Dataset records
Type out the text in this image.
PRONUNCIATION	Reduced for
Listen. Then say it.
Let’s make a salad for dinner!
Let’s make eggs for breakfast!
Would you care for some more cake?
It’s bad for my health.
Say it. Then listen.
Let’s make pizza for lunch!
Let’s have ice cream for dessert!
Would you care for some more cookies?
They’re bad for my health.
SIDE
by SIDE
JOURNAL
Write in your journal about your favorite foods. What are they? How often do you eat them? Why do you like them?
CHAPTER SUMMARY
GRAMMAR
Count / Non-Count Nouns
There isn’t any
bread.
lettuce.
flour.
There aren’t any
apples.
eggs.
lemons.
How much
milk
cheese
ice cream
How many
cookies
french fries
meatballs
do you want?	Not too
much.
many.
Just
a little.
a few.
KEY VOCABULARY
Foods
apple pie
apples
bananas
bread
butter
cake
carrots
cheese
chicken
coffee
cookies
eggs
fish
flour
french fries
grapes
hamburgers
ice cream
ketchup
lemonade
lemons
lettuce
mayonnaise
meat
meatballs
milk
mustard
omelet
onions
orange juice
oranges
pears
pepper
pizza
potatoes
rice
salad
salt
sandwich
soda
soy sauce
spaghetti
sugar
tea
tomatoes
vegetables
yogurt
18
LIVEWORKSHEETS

What is being asked – Copy every line verbatim.

Result of this exercise –
Type out the text in this image.
PRONUNCIATION	Reduced for
Listen. Then say it.
Let’s make a salad for dinner!
Let’s make eggs for breakfast!
Would you care for some more cake?
It’s bad for my health.
Say it. Then listen.
Let’s make pizza for lunch!
Let’s have ice cream for dessert!
Would you care for some more cookies?
They’re bad for my health.
SIDE
by SIDE
JOURNAL
Write in your journal about your favorite foods. What are they? How often do you eat them? Why do you like them?
CHAPTER SUMMARY
GRAMMAR
Count / Non-Count Nouns
There isn’t any
bread.
lettuce.
flour.
There aren’t any
apples.
eggs.
lemons.
How much
milk
cheese
ice cream
How many
cookies
french fries
meatballs
do you want?	Not too
much.
many.
Just
a little.
a few.
KEY VOCABULARY
Foods
apple pie
apples
bananas
bread
butter
cake
carrots
cheese
chicken
coffee
cookies
eggs
fish
flour
french fries
grapes
hamburgers
ice cream
ketchup
lemonade
lemons
lettuce
mayonnaise
meat
meatballs
milk
mustard
omelet
onions
orange juice
oranges
pears
pepper
pizza
potatoes
rice
salad
salt
sandwich
soda
soy sauce
spaghetti
sugar
tea
tomatoes
vegetables
yogurt
18
LIVEWORKSHEETS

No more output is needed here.